# Start of DATA TO PROCESS
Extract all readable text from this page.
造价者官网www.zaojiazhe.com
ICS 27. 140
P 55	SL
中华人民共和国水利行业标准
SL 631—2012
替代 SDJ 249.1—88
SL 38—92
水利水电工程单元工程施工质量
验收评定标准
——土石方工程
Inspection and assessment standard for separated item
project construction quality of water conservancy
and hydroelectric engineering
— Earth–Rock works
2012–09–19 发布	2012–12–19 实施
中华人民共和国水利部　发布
# End of DATA TO PROCESS
# Start of DATA TO PROCESS
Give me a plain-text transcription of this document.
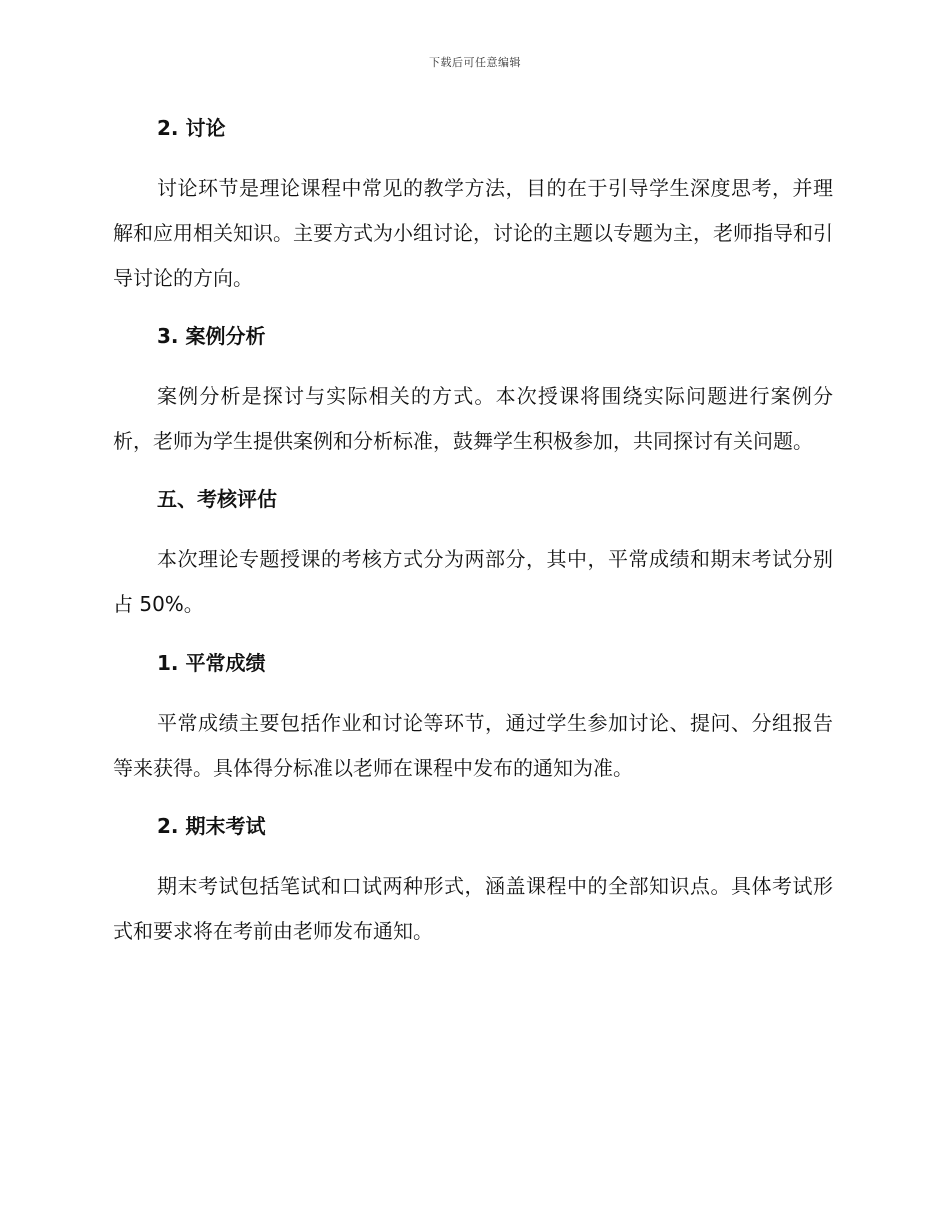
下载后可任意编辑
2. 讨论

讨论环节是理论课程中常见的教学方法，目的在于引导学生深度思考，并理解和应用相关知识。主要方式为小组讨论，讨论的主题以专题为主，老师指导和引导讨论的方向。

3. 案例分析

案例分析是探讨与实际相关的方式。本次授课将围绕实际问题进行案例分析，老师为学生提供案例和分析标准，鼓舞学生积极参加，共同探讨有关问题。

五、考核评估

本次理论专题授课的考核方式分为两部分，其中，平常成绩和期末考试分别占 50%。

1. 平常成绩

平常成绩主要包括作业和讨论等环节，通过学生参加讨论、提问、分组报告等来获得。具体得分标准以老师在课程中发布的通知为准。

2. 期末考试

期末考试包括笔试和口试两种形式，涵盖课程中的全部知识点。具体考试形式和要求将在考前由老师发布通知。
# End of DATA TO PROCESS
# Start of DATA TO PROCESS
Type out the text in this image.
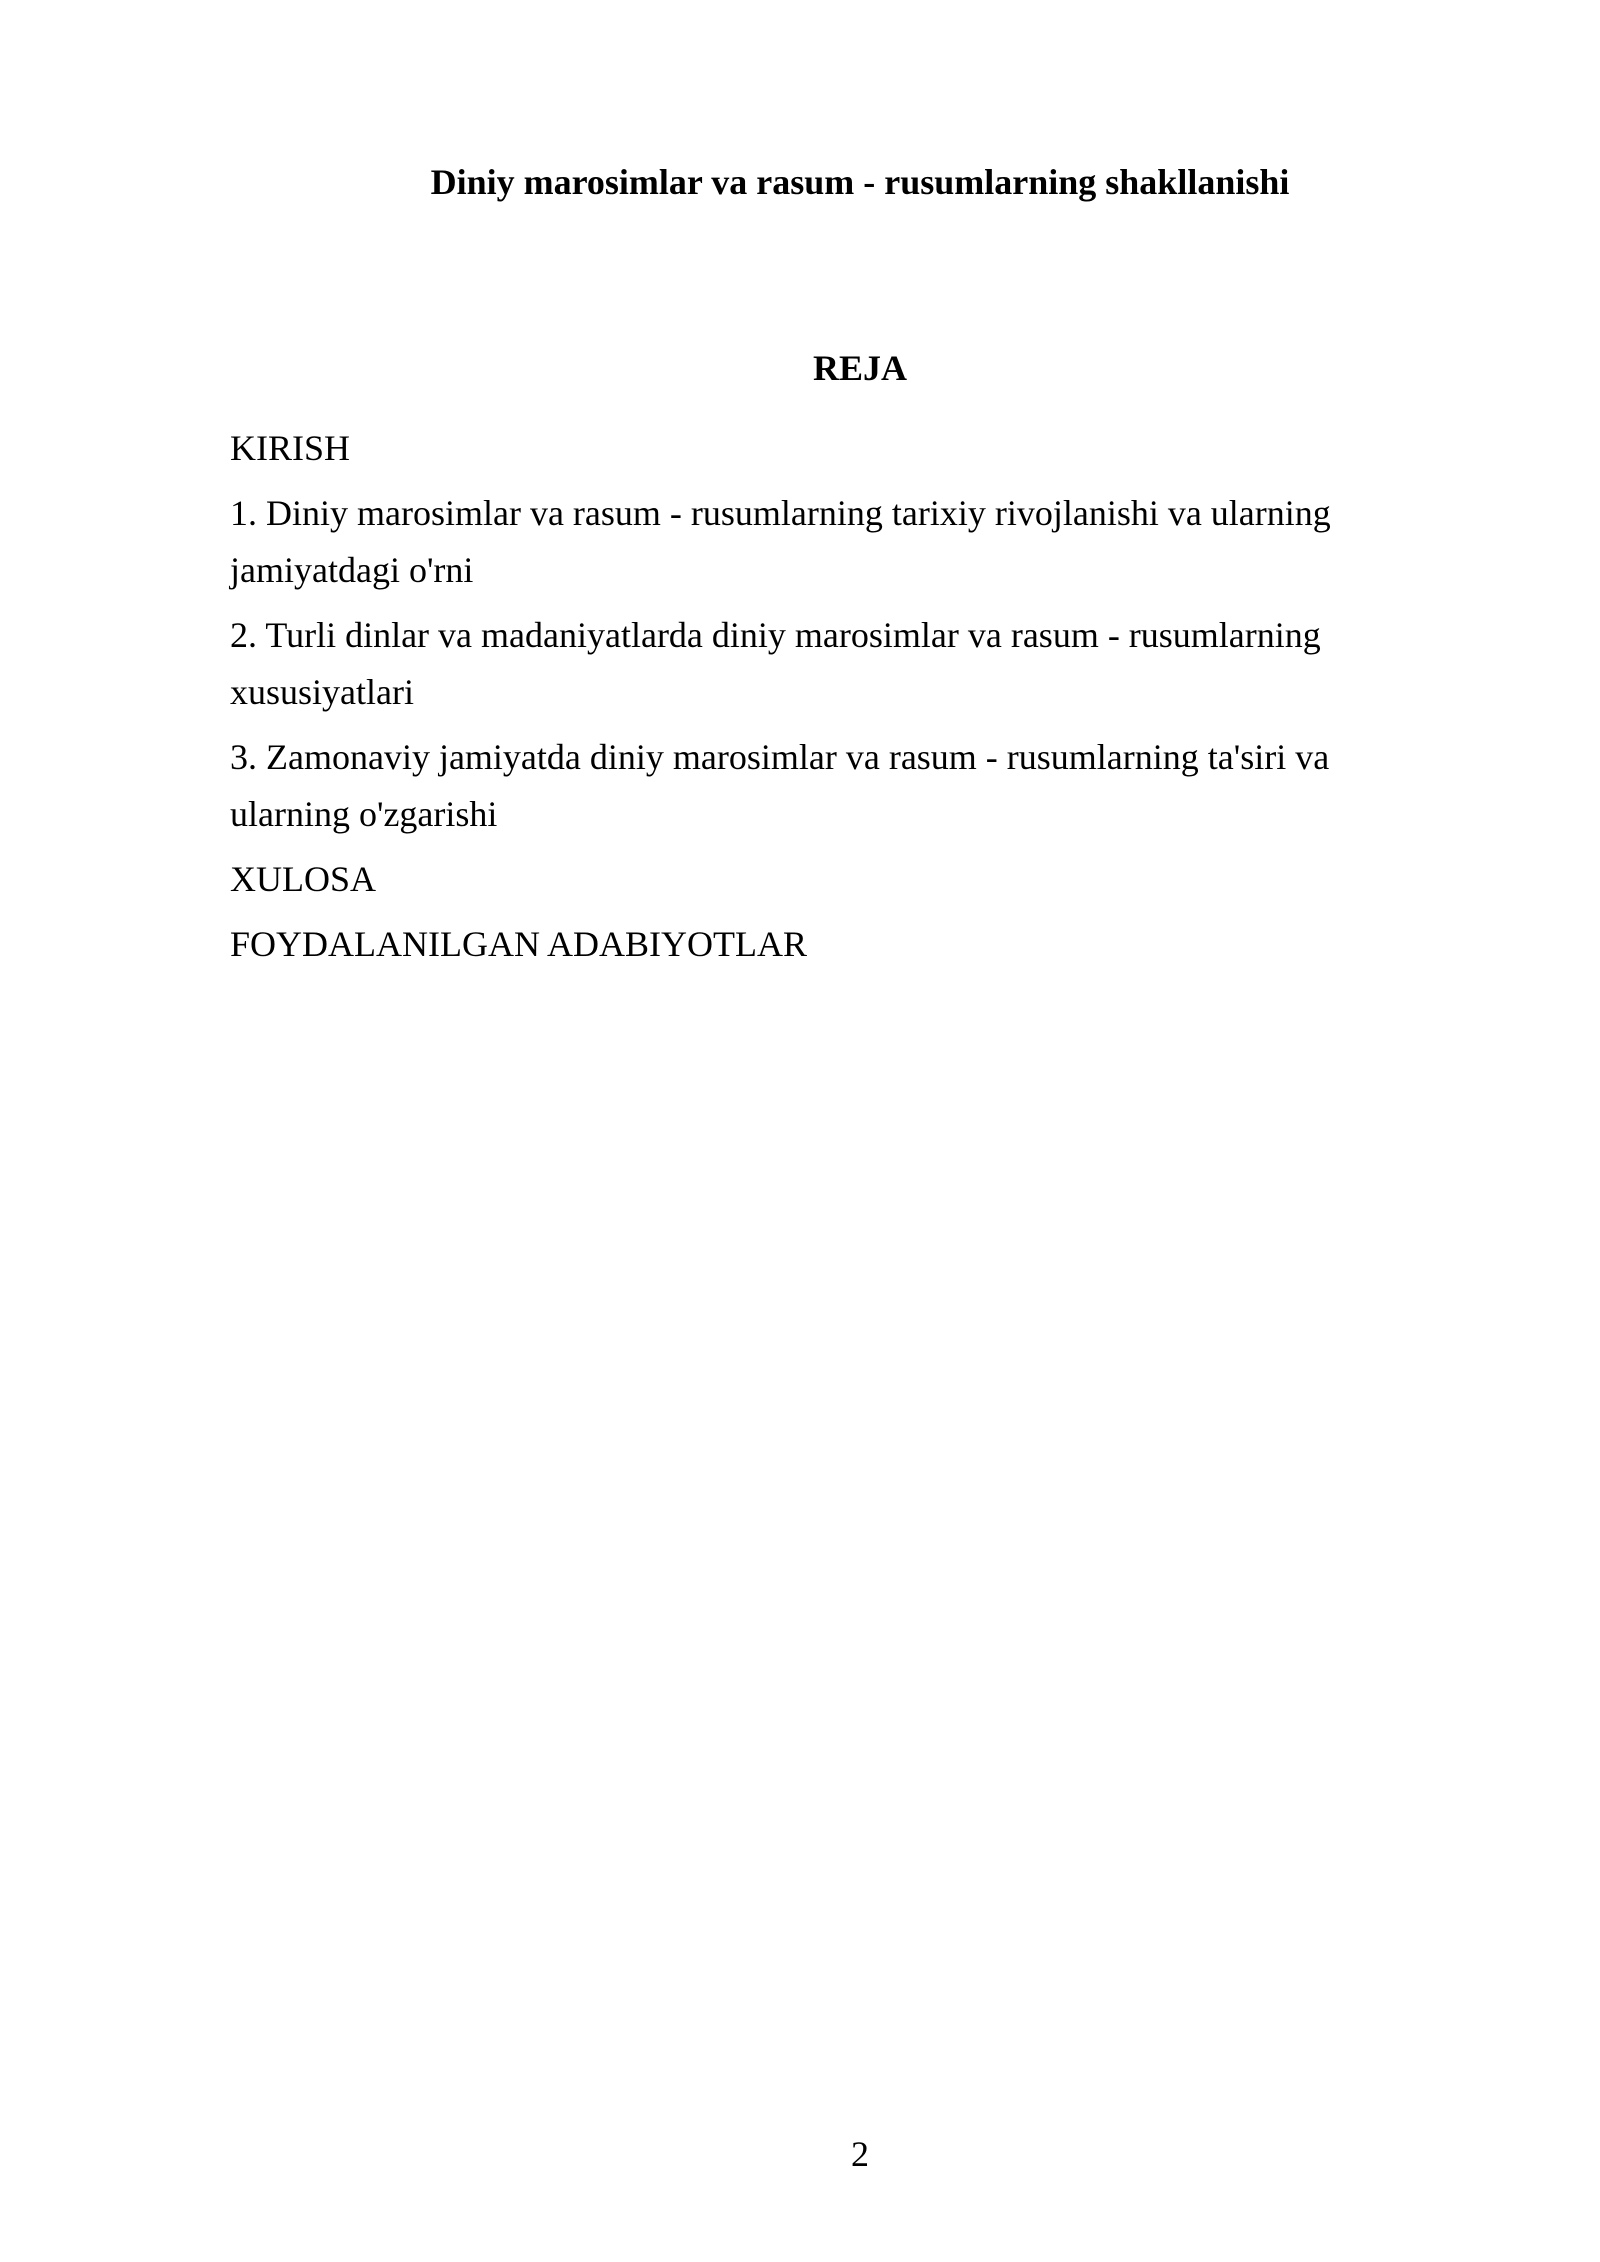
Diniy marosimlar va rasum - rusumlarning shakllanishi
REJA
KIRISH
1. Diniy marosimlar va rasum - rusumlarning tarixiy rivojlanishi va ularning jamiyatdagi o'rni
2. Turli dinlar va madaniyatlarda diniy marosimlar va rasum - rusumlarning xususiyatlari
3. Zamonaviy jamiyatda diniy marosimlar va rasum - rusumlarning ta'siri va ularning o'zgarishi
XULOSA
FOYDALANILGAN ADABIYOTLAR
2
# End of DATA TO PROCESS
**WHAT TO WORK ON**
Copy each line from the data above that includes "marosimlar".

**IN RESPONSE**
Diniy marosimlar va rasum - rusumlarning shakllanishi
1. Diniy marosimlar va rasum - rusumlarning tarixiy rivojlanishi va ularning jamiyatdagi o'rni
2. Turli dinlar va madaniyatlarda diniy marosimlar va rasum - rusumlarning xususiyatlari
3. Zamonaviy jamiyatda diniy marosimlar va rasum - rusumlarning ta'siri va ularning o'zgarishi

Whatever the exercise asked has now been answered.